-- What the task requires --
Copy every line that mentions the word "your".

───── Supplied information ─────

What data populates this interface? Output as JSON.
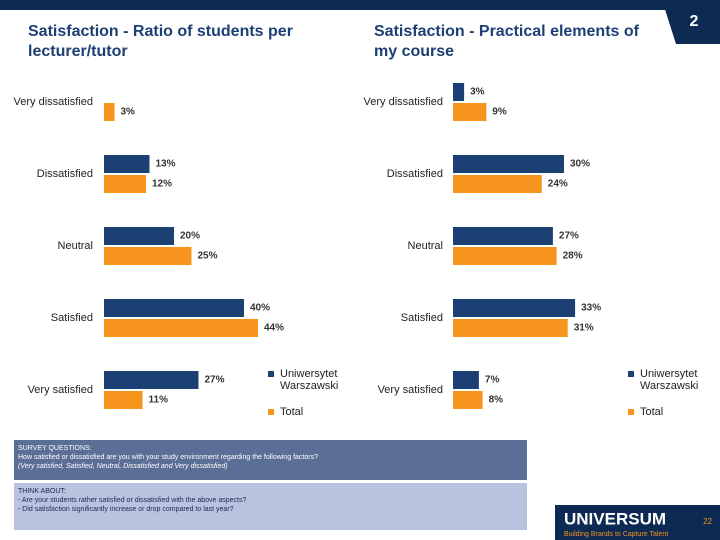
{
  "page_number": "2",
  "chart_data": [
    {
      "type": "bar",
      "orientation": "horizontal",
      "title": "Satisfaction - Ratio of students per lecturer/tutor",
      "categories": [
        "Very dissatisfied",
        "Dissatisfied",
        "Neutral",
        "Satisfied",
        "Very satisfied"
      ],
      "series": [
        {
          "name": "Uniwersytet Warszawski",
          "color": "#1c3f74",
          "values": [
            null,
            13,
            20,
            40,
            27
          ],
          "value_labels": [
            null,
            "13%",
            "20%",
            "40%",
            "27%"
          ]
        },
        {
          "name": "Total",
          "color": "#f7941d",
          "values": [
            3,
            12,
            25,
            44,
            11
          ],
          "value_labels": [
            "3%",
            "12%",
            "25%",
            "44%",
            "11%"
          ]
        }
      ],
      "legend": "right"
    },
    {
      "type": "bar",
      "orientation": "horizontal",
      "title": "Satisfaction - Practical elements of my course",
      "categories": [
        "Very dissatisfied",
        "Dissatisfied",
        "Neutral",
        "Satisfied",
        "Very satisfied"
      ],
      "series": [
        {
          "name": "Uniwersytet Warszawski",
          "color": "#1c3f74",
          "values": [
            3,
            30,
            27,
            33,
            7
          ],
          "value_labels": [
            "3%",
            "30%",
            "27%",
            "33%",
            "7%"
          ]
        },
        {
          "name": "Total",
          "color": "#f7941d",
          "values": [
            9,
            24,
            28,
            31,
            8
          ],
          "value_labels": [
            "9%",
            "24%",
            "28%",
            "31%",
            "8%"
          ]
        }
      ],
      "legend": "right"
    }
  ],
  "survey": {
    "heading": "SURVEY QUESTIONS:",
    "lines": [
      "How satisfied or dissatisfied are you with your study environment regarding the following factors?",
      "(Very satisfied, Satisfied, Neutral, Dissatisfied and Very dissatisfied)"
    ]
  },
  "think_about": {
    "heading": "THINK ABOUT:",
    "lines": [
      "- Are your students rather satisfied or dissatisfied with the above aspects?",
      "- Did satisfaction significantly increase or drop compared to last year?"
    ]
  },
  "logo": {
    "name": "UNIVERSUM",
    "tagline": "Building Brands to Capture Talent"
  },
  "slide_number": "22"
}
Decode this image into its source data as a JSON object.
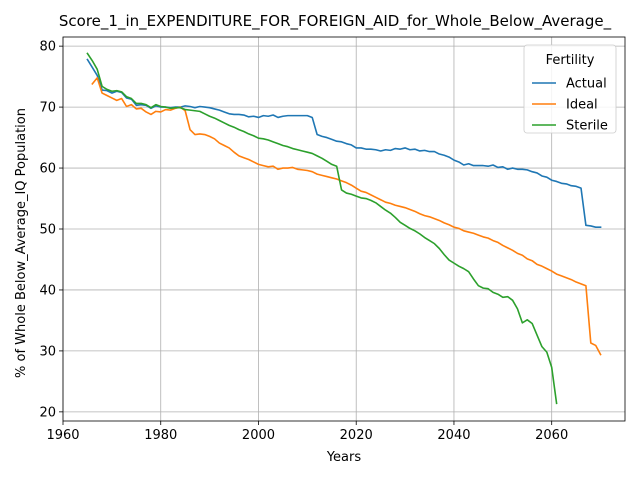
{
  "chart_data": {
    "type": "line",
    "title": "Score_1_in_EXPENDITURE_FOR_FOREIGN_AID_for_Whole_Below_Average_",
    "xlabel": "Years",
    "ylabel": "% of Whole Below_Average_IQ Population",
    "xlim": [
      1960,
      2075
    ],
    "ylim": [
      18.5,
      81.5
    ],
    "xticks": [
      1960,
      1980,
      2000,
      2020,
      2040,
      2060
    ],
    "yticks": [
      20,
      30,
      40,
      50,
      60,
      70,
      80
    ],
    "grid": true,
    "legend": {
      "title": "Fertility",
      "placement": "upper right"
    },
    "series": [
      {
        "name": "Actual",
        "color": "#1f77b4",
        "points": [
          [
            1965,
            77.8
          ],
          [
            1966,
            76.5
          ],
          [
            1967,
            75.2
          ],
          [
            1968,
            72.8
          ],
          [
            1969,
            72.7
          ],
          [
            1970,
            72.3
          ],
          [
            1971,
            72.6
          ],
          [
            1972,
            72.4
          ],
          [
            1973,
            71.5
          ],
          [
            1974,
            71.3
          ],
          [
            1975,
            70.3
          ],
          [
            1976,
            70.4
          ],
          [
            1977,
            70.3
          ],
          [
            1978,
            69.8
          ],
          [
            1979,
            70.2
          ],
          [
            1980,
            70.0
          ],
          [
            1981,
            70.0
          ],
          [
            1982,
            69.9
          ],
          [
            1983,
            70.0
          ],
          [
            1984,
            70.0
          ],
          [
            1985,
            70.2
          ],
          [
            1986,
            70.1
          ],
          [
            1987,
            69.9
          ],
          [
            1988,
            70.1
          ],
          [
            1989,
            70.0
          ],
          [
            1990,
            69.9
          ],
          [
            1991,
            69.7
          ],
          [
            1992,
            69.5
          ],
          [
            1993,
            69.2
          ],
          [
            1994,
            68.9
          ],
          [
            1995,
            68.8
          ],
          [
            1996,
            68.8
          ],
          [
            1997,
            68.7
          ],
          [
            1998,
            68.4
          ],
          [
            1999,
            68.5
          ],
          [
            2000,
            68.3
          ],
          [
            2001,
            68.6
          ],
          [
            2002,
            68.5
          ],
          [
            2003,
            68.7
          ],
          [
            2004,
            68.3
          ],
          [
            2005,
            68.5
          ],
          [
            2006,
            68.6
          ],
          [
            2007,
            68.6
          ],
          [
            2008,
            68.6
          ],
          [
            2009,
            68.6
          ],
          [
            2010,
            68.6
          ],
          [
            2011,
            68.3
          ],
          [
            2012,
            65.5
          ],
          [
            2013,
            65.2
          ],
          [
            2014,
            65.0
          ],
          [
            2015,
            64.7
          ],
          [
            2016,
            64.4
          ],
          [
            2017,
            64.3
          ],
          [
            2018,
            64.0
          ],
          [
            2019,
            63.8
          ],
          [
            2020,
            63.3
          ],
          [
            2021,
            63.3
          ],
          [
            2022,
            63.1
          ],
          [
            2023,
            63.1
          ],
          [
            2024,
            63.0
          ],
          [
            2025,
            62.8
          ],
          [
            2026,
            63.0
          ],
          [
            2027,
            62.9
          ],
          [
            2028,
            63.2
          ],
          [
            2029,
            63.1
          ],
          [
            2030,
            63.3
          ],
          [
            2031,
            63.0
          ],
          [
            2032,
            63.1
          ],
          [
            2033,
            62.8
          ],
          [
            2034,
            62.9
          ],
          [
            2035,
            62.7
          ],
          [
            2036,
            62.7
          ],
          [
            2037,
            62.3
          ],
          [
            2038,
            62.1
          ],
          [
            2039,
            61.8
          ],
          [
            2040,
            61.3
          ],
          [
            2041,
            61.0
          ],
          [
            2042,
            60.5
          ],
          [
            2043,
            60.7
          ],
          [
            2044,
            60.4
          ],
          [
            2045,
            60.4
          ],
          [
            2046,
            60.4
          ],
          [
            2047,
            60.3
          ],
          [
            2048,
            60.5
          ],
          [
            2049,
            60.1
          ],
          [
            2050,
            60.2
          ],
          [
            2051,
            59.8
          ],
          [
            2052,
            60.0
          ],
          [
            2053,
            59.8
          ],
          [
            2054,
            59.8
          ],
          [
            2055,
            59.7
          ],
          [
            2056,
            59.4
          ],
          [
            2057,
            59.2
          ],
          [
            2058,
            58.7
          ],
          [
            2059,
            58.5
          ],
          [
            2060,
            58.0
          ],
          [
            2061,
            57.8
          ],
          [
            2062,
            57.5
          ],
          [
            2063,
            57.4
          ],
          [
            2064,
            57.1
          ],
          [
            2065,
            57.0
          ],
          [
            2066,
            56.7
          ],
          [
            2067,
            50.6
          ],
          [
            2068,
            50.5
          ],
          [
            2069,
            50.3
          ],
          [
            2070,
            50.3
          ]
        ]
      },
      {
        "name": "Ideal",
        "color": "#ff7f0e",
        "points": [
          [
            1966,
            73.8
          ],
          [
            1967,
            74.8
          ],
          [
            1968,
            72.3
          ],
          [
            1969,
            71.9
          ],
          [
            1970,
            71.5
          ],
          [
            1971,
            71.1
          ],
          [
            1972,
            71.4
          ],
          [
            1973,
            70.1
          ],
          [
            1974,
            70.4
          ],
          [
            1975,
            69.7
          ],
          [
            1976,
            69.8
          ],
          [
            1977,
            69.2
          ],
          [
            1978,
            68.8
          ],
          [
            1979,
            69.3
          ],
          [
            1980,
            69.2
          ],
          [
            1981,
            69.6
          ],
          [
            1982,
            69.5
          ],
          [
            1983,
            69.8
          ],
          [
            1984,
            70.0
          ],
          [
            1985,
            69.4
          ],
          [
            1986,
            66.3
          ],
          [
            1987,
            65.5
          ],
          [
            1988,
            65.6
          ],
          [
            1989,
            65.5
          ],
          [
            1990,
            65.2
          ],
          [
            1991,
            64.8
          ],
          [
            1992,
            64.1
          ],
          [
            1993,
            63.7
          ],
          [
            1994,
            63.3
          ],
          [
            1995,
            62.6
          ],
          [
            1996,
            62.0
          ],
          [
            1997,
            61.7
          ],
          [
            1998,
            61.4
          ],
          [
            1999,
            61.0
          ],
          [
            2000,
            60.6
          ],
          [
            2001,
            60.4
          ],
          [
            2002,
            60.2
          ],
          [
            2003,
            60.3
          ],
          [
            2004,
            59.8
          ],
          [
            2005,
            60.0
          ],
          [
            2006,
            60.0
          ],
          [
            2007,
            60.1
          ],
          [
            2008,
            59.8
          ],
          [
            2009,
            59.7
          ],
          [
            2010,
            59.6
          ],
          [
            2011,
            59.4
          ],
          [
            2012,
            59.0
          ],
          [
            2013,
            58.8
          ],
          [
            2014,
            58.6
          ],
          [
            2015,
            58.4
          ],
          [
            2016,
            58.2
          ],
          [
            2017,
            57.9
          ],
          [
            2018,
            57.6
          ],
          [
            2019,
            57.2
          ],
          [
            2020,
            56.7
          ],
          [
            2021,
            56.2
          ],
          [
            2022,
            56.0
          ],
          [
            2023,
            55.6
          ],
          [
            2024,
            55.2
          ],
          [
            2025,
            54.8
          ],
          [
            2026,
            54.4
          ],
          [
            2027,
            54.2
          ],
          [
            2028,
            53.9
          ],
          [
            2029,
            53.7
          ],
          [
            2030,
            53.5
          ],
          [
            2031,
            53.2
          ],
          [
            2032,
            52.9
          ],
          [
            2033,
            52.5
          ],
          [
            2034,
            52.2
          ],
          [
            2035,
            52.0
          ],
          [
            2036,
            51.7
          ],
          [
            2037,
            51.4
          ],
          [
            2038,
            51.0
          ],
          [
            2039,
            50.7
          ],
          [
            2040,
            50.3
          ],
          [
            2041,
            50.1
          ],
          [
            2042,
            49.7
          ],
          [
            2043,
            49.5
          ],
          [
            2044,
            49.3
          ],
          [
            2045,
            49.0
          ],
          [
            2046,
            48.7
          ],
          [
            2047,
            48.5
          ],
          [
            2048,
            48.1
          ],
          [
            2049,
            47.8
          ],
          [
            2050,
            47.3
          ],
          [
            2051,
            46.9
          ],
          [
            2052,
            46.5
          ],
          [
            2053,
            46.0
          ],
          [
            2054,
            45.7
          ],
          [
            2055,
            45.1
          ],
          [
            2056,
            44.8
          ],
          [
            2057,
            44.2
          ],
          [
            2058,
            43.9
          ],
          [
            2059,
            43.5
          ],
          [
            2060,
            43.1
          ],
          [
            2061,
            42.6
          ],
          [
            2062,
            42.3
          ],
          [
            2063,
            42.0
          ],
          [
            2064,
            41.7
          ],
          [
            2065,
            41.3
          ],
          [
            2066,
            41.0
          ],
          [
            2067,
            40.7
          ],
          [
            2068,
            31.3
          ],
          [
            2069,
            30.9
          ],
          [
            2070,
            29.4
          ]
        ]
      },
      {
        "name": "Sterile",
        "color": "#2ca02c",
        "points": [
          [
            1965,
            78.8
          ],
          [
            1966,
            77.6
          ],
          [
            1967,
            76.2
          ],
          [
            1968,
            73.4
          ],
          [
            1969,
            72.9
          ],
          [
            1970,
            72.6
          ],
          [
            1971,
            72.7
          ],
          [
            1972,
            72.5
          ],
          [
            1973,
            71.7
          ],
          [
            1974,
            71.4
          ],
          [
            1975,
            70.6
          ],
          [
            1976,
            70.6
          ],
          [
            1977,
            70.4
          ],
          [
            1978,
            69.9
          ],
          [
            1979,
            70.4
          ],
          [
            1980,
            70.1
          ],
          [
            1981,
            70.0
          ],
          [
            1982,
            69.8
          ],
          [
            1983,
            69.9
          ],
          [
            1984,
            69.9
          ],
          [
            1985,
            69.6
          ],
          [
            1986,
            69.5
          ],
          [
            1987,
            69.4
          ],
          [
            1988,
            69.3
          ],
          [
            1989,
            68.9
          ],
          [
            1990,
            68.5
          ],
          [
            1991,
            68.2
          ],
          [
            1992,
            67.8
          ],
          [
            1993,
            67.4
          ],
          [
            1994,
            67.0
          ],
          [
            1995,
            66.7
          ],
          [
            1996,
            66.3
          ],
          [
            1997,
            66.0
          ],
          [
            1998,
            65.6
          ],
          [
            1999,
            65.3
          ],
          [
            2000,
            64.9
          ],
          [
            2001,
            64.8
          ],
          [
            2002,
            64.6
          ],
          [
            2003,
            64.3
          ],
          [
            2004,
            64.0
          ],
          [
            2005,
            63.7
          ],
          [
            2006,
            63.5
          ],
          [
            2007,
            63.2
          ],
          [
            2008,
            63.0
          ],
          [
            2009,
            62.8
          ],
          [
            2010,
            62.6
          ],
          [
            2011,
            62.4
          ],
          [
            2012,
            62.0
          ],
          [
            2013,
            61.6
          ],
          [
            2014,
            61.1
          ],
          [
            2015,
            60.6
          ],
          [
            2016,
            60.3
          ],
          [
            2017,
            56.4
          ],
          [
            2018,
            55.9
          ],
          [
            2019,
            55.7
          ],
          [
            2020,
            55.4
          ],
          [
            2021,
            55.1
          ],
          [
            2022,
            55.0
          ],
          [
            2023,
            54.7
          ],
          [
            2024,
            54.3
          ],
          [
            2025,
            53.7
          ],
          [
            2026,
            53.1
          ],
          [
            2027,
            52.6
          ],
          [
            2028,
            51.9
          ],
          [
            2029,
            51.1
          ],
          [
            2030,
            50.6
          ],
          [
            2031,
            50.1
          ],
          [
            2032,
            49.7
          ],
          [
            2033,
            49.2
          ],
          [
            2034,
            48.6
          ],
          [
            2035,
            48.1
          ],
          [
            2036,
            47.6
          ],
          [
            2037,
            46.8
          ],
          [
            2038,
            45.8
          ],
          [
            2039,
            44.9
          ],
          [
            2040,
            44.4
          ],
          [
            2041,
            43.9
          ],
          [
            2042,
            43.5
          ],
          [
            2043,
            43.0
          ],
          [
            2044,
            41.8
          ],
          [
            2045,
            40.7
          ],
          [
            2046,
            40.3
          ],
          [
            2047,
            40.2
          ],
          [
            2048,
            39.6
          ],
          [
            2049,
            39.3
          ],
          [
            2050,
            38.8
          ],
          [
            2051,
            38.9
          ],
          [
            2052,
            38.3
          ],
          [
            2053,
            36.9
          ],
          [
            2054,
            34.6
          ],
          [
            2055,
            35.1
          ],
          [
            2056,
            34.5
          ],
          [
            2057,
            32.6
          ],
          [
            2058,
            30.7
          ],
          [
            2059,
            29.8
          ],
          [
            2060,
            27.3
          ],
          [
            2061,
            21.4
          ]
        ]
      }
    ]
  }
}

─────

-- Answer to the task --
      "How satisfied or dissatisfied are you with your study environment regarding the following factors?",
      "- Are your students rather satisfied or dissatisfied with the above aspects?",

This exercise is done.